Can you write out all of the material below, word for word?

** Start The data **

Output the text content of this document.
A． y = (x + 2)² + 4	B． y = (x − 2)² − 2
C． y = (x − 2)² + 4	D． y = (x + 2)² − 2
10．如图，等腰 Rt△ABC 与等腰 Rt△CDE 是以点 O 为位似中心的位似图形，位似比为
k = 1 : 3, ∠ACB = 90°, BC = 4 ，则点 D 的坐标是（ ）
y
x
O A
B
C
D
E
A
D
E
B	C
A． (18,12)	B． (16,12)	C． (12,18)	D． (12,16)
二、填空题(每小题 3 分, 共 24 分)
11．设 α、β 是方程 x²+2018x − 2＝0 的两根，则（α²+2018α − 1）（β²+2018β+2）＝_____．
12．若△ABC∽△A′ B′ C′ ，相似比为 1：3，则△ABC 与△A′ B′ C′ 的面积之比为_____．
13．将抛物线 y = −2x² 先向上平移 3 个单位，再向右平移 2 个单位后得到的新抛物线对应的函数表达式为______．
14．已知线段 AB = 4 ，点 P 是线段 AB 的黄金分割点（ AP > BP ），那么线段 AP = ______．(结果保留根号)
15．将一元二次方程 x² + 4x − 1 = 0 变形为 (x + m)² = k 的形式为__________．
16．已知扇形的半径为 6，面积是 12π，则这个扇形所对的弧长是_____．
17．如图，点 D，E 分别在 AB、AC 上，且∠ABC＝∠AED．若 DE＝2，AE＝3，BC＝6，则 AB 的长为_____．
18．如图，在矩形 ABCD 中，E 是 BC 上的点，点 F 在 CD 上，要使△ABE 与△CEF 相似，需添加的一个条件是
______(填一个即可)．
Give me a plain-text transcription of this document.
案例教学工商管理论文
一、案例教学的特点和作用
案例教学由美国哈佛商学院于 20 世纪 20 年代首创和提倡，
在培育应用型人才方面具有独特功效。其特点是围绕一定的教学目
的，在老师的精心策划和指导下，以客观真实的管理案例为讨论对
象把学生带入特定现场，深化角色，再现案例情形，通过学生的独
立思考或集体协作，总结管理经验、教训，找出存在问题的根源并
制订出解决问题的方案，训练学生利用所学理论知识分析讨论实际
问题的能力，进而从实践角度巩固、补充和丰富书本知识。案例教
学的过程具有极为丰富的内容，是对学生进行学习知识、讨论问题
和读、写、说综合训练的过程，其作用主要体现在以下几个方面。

** End The data **

• [Response to this task]
Output the text content of this document.
A． y = (x + 2)² + 4	B． y = (x − 2)² − 2
C． y = (x − 2)² + 4	D． y = (x + 2)² − 2
10．如图，等腰 Rt△ABC 与等腰 Rt△CDE 是以点 O 为位似中心的位似图形，位似比为
k = 1 : 3, ∠ACB = 90°, BC = 4 ，则点 D 的坐标是（ ）
y
x
O A
B
C
D
E
A
D
E
B	C
A． (18,12)	B． (16,12)	C． (12,18)	D． (12,16)
二、填空题(每小题 3 分, 共 24 分)
11．设 α、β 是方程 x²+2018x − 2＝0 的两根，则（α²+2018α − 1）（β²+2018β+2）＝_____．
12．若△ABC∽△A′ B′ C′ ，相似比为 1：3，则△ABC 与△A′ B′ C′ 的面积之比为_____．
13．将抛物线 y = −2x² 先向上平移 3 个单位，再向右平移 2 个单位后得到的新抛物线对应的函数表达式为______．
14．已知线段 AB = 4 ，点 P 是线段 AB 的黄金分割点（ AP > BP ），那么线段 AP = ______．(结果保留根号)
15．将一元二次方程 x² + 4x − 1 = 0 变形为 (x + m)² = k 的形式为__________．
16．已知扇形的半径为 6，面积是 12π，则这个扇形所对的弧长是_____．
17．如图，点 D，E 分别在 AB、AC 上，且∠ABC＝∠AED．若 DE＝2，AE＝3，BC＝6，则 AB 的长为_____．
18．如图，在矩形 ABCD 中，E 是 BC 上的点，点 F 在 CD 上，要使△ABE 与△CEF 相似，需添加的一个条件是
______(填一个即可)．
Give me a plain-text transcription of this document.
案例教学工商管理论文
一、案例教学的特点和作用
案例教学由美国哈佛商学院于 20 世纪 20 年代首创和提倡，
在培育应用型人才方面具有独特功效。其特点是围绕一定的教学目
的，在老师的精心策划和指导下，以客观真实的管理案例为讨论对
象把学生带入特定现场，深化角色，再现案例情形，通过学生的独
立思考或集体协作，总结管理经验、教训，找出存在问题的根源并
制订出解决问题的方案，训练学生利用所学理论知识分析讨论实际
问题的能力，进而从实践角度巩固、补充和丰富书本知识。案例教
学的过程具有极为丰富的内容，是对学生进行学习知识、讨论问题
和读、写、说综合训练的过程，其作用主要体现在以下几个方面。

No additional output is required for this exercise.